Set task: List the lines of this listing that hold the word "hydrierte".

◇ ◇ ◇ ◇ ◇ ◇ ◇

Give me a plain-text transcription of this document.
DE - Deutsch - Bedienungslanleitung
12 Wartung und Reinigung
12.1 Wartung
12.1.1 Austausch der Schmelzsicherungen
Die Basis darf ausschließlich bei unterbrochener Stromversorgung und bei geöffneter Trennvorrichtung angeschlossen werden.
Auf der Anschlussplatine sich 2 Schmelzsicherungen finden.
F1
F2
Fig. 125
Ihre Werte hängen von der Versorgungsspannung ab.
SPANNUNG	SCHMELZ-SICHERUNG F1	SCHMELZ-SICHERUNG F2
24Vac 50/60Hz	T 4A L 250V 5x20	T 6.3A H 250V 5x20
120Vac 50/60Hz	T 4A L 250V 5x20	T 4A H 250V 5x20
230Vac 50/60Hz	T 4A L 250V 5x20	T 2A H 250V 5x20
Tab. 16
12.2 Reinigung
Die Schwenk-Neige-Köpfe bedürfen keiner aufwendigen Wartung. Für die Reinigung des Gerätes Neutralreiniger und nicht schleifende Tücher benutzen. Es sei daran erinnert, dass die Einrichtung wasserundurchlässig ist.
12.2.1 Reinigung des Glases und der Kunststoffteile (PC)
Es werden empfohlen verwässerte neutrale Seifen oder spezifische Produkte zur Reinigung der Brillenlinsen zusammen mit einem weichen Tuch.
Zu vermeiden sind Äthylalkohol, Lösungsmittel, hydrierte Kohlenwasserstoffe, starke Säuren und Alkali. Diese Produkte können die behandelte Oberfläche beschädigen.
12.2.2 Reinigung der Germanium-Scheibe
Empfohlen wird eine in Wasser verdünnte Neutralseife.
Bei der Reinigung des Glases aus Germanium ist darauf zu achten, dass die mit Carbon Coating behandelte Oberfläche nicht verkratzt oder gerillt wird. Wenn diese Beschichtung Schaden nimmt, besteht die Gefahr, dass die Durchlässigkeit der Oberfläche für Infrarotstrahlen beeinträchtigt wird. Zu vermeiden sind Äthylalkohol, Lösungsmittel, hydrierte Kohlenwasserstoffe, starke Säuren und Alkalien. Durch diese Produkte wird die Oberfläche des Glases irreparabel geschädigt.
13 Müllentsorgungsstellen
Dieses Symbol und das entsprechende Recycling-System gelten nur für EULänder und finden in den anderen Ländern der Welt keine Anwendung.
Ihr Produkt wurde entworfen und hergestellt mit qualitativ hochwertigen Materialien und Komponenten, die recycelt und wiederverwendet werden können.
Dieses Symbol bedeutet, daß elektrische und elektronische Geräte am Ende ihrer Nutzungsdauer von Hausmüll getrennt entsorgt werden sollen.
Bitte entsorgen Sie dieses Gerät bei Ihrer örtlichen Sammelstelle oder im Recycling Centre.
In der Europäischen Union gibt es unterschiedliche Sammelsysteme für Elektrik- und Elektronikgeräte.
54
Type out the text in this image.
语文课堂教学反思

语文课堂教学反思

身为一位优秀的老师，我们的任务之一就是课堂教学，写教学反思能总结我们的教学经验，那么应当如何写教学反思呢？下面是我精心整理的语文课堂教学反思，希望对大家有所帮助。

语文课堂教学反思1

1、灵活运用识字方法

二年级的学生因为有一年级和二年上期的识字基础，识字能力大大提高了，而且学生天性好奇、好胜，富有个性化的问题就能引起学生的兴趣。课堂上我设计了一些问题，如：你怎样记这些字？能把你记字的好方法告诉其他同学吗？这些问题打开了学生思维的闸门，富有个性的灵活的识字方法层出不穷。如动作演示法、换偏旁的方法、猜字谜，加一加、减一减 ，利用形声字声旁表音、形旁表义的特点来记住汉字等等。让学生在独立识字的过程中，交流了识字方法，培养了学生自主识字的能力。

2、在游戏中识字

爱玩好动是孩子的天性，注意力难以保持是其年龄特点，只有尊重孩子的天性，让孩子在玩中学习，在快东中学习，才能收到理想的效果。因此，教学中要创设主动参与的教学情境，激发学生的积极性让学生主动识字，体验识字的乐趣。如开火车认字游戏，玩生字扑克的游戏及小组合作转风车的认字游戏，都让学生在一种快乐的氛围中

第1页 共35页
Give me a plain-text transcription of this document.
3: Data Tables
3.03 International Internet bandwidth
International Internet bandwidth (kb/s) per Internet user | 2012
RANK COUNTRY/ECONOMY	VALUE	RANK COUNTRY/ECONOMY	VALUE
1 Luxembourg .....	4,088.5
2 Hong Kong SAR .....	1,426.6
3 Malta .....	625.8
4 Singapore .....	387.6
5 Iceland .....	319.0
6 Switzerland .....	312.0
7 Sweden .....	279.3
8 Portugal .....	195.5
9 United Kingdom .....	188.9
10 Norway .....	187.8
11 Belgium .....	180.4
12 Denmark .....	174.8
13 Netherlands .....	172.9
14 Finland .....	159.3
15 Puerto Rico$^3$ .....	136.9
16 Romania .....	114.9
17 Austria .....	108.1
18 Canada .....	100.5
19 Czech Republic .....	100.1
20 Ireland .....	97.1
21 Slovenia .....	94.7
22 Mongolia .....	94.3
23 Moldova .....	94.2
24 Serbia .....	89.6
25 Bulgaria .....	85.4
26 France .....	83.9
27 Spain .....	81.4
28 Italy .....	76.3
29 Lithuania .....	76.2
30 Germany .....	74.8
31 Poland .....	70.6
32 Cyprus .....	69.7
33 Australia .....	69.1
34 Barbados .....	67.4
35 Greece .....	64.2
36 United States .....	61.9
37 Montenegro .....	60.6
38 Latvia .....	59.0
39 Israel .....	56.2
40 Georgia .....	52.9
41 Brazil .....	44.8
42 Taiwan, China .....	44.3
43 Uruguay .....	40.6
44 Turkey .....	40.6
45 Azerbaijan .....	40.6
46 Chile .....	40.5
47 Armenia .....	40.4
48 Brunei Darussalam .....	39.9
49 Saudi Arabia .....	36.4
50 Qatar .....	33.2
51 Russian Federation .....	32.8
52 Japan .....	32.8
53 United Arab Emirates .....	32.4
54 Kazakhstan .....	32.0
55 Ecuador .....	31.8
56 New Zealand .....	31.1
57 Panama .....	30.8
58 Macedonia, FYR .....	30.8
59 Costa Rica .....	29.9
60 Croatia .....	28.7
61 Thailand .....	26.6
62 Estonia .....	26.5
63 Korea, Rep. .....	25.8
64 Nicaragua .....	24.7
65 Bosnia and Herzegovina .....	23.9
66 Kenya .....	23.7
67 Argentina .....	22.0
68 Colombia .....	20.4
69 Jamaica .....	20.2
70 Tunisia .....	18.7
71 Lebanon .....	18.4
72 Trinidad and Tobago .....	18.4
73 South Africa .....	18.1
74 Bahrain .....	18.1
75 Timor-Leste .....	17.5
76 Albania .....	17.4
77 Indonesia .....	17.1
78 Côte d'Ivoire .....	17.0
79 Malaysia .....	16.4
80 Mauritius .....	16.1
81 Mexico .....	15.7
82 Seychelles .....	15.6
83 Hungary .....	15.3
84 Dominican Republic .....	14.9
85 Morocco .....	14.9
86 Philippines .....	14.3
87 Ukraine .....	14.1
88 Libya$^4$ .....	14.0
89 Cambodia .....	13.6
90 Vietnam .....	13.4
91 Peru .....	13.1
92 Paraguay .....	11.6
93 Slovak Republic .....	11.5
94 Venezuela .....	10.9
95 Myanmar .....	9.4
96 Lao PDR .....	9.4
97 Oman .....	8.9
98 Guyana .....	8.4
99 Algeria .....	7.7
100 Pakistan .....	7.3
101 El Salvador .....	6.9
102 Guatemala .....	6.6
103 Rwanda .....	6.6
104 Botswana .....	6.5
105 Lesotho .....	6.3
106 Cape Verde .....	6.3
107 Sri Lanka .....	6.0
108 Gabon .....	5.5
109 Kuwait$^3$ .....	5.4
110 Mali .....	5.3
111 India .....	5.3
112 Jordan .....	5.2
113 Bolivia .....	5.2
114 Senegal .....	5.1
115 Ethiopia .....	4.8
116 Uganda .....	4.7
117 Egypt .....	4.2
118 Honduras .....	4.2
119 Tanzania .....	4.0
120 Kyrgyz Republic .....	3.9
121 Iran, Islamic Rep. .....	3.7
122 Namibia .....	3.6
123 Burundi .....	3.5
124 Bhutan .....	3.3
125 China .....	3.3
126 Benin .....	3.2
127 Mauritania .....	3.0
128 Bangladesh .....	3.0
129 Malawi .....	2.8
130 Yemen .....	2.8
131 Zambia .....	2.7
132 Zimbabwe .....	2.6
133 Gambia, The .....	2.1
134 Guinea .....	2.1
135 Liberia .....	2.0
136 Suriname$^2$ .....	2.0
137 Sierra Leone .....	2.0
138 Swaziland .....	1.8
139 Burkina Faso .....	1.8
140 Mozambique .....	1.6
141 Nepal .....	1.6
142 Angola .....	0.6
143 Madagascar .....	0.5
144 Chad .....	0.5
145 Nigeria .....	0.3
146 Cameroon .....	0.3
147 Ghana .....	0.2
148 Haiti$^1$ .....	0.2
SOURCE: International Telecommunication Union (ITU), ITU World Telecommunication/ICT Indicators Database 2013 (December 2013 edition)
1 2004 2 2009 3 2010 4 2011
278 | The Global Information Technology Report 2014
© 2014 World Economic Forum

◇ ◇ ◇ ◇ ◇ ◇ ◇

Completed exercise:
Zu vermeiden sind Äthylalkohol, Lösungsmittel, hydrierte Kohlenwasserstoffe, starke Säuren und Alkali. Diese Produkte können die behandelte Oberfläche beschädigen.
Bei der Reinigung des Glases aus Germanium ist darauf zu achten, dass die mit Carbon Coating behandelte Oberfläche nicht verkratzt oder gerillt wird. Wenn diese Beschichtung Schaden nimmt, besteht die Gefahr, dass die Durchlässigkeit der Oberfläche für Infrarotstrahlen beeinträchtigt wird. Zu vermeiden sind Äthylalkohol, Lösungsmittel, hydrierte Kohlenwasserstoffe, starke Säuren und Alkalien. Durch diese Produkte wird die Oberfläche des Glases irreparabel geschädigt.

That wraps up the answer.